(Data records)
▬▬▬▬▬▬▬▬▬▬

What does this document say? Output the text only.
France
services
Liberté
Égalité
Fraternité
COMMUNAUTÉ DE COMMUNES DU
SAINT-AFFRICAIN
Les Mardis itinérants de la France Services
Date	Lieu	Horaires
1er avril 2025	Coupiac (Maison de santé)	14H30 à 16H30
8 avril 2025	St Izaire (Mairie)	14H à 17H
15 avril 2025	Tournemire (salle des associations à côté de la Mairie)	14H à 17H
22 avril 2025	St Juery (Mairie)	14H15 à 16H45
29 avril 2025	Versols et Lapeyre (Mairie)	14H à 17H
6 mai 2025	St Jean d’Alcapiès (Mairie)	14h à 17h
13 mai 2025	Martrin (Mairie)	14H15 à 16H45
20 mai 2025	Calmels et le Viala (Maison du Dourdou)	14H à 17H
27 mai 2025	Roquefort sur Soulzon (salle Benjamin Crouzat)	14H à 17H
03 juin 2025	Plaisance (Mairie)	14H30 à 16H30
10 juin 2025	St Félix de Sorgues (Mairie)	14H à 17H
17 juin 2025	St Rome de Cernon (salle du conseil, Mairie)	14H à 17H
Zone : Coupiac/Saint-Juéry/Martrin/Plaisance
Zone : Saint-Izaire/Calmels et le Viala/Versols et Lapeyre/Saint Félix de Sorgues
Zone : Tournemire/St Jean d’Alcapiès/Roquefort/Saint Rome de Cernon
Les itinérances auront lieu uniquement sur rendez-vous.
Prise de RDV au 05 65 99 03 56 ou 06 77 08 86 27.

▬▬▬▬▬▬▬▬▬▬

§ What you should do
Recopy the whole listing exactly.

§ Response to this task
What does this document say? Output the text only.
France
services
Liberté
Égalité
Fraternité
COMMUNAUTÉ DE COMMUNES DU
SAINT-AFFRICAIN
Les Mardis itinérants de la France Services
Date	Lieu	Horaires
1er avril 2025	Coupiac (Maison de santé)	14H30 à 16H30
8 avril 2025	St Izaire (Mairie)	14H à 17H
15 avril 2025	Tournemire (salle des associations à côté de la Mairie)	14H à 17H
22 avril 2025	St Juery (Mairie)	14H15 à 16H45
29 avril 2025	Versols et Lapeyre (Mairie)	14H à 17H
6 mai 2025	St Jean d’Alcapiès (Mairie)	14h à 17h
13 mai 2025	Martrin (Mairie)	14H15 à 16H45
20 mai 2025	Calmels et le Viala (Maison du Dourdou)	14H à 17H
27 mai 2025	Roquefort sur Soulzon (salle Benjamin Crouzat)	14H à 17H
03 juin 2025	Plaisance (Mairie)	14H30 à 16H30
10 juin 2025	St Félix de Sorgues (Mairie)	14H à 17H
17 juin 2025	St Rome de Cernon (salle du conseil, Mairie)	14H à 17H
Zone : Coupiac/Saint-Juéry/Martrin/Plaisance
Zone : Saint-Izaire/Calmels et le Viala/Versols et Lapeyre/Saint Félix de Sorgues
Zone : Tournemire/St Jean d’Alcapiès/Roquefort/Saint Rome de Cernon
Les itinérances auront lieu uniquement sur rendez-vous.
Prise de RDV au 05 65 99 03 56 ou 06 77 08 86 27.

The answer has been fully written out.